Set task: Skip the images. Copy the records exactly as written.

Data supplied:
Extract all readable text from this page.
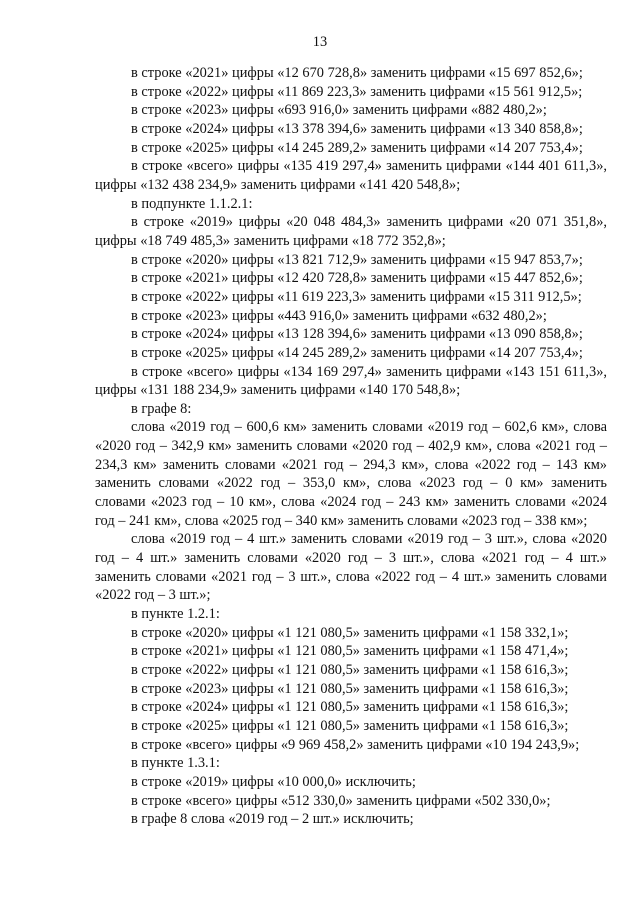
13
в строке «2021» цифры «12 670 728,8» заменить цифрами «15 697 852,6»;
в строке «2022» цифры «11 869 223,3» заменить цифрами «15 561 912,5»;
в строке «2023» цифры «693 916,0» заменить цифрами «882 480,2»;
в строке «2024» цифры «13 378 394,6» заменить цифрами «13 340 858,8»;
в строке «2025» цифры «14 245 289,2» заменить цифрами «14 207 753,4»;
в строке «всего» цифры «135 419 297,4» заменить цифрами «144 401 611,3», цифры «132 438 234,9» заменить цифрами «141 420 548,8»;
в подпункте 1.1.2.1:
в строке «2019» цифры «20 048 484,3» заменить цифрами «20 071 351,8», цифры «18 749 485,3» заменить цифрами «18 772 352,8»;
в строке «2020» цифры «13 821 712,9» заменить цифрами «15 947 853,7»;
в строке «2021» цифры «12 420 728,8» заменить цифрами «15 447 852,6»;
в строке «2022» цифры «11 619 223,3» заменить цифрами «15 311 912,5»;
в строке «2023» цифры «443 916,0» заменить цифрами «632 480,2»;
в строке «2024» цифры «13 128 394,6» заменить цифрами «13 090 858,8»;
в строке «2025» цифры «14 245 289,2» заменить цифрами «14 207 753,4»;
в строке «всего» цифры «134 169 297,4» заменить цифрами «143 151 611,3», цифры «131 188 234,9» заменить цифрами «140 170 548,8»;
в графе 8:
слова «2019 год – 600,6 км» заменить словами «2019 год – 602,6 км», слова «2020 год – 342,9 км» заменить словами «2020 год – 402,9 км», слова «2021 год – 234,3 км» заменить словами «2021 год – 294,3 км», слова «2022 год – 143 км» заменить словами «2022 год – 353,0 км», слова «2023 год – 0 км» заменить словами «2023 год – 10 км», слова «2024 год – 243 км» заменить словами «2024 год – 241 км», слова «2025 год – 340 км» заменить словами «2023 год – 338 км»;
слова «2019 год – 4 шт.» заменить словами «2019 год – 3 шт.», слова «2020 год – 4 шт.» заменить словами «2020 год – 3 шт.», слова «2021 год – 4 шт.» заменить словами «2021 год – 3 шт.», слова «2022 год – 4 шт.» заменить словами «2022 год – 3 шт.»;
в пункте 1.2.1:
в строке «2020» цифры «1 121 080,5» заменить цифрами «1 158 332,1»;
в строке «2021» цифры «1 121 080,5» заменить цифрами «1 158 471,4»;
в строке «2022» цифры «1 121 080,5» заменить цифрами «1 158 616,3»;
в строке «2023» цифры «1 121 080,5» заменить цифрами «1 158 616,3»;
в строке «2024» цифры «1 121 080,5» заменить цифрами «1 158 616,3»;
в строке «2025» цифры «1 121 080,5» заменить цифрами «1 158 616,3»;
в строке «всего» цифры «9 969 458,2» заменить цифрами «10 194 243,9»;
в пункте 1.3.1:
в строке «2019» цифры «10 000,0» исключить;
в строке «всего» цифры «512 330,0» заменить цифрами «502 330,0»;
в графе 8 слова «2019 год – 2 шт.» исключить;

Written response:
Extract all readable text from this page.
13
в строке «2021» цифры «12 670 728,8» заменить цифрами «15 697 852,6»;
в строке «2022» цифры «11 869 223,3» заменить цифрами «15 561 912,5»;
в строке «2023» цифры «693 916,0» заменить цифрами «882 480,2»;
в строке «2024» цифры «13 378 394,6» заменить цифрами «13 340 858,8»;
в строке «2025» цифры «14 245 289,2» заменить цифрами «14 207 753,4»;
в строке «всего» цифры «135 419 297,4» заменить цифрами «144 401 611,3», цифры «132 438 234,9» заменить цифрами «141 420 548,8»;
в подпункте 1.1.2.1:
в строке «2019» цифры «20 048 484,3» заменить цифрами «20 071 351,8», цифры «18 749 485,3» заменить цифрами «18 772 352,8»;
в строке «2020» цифры «13 821 712,9» заменить цифрами «15 947 853,7»;
в строке «2021» цифры «12 420 728,8» заменить цифрами «15 447 852,6»;
в строке «2022» цифры «11 619 223,3» заменить цифрами «15 311 912,5»;
в строке «2023» цифры «443 916,0» заменить цифрами «632 480,2»;
в строке «2024» цифры «13 128 394,6» заменить цифрами «13 090 858,8»;
в строке «2025» цифры «14 245 289,2» заменить цифрами «14 207 753,4»;
в строке «всего» цифры «134 169 297,4» заменить цифрами «143 151 611,3», цифры «131 188 234,9» заменить цифрами «140 170 548,8»;
в графе 8:
слова «2019 год – 600,6 км» заменить словами «2019 год – 602,6 км», слова «2020 год – 342,9 км» заменить словами «2020 год – 402,9 км», слова «2021 год – 234,3 км» заменить словами «2021 год – 294,3 км», слова «2022 год – 143 км» заменить словами «2022 год – 353,0 км», слова «2023 год – 0 км» заменить словами «2023 год – 10 км», слова «2024 год – 243 км» заменить словами «2024 год – 241 км», слова «2025 год – 340 км» заменить словами «2023 год – 338 км»;
слова «2019 год – 4 шт.» заменить словами «2019 год – 3 шт.», слова «2020 год – 4 шт.» заменить словами «2020 год – 3 шт.», слова «2021 год – 4 шт.» заменить словами «2021 год – 3 шт.», слова «2022 год – 4 шт.» заменить словами «2022 год – 3 шт.»;
в пункте 1.2.1:
в строке «2020» цифры «1 121 080,5» заменить цифрами «1 158 332,1»;
в строке «2021» цифры «1 121 080,5» заменить цифрами «1 158 471,4»;
в строке «2022» цифры «1 121 080,5» заменить цифрами «1 158 616,3»;
в строке «2023» цифры «1 121 080,5» заменить цифрами «1 158 616,3»;
в строке «2024» цифры «1 121 080,5» заменить цифрами «1 158 616,3»;
в строке «2025» цифры «1 121 080,5» заменить цифрами «1 158 616,3»;
в строке «всего» цифры «9 969 458,2» заменить цифрами «10 194 243,9»;
в пункте 1.3.1:
в строке «2019» цифры «10 000,0» исключить;
в строке «всего» цифры «512 330,0» заменить цифрами «502 330,0»;
в графе 8 слова «2019 год – 2 шт.» исключить;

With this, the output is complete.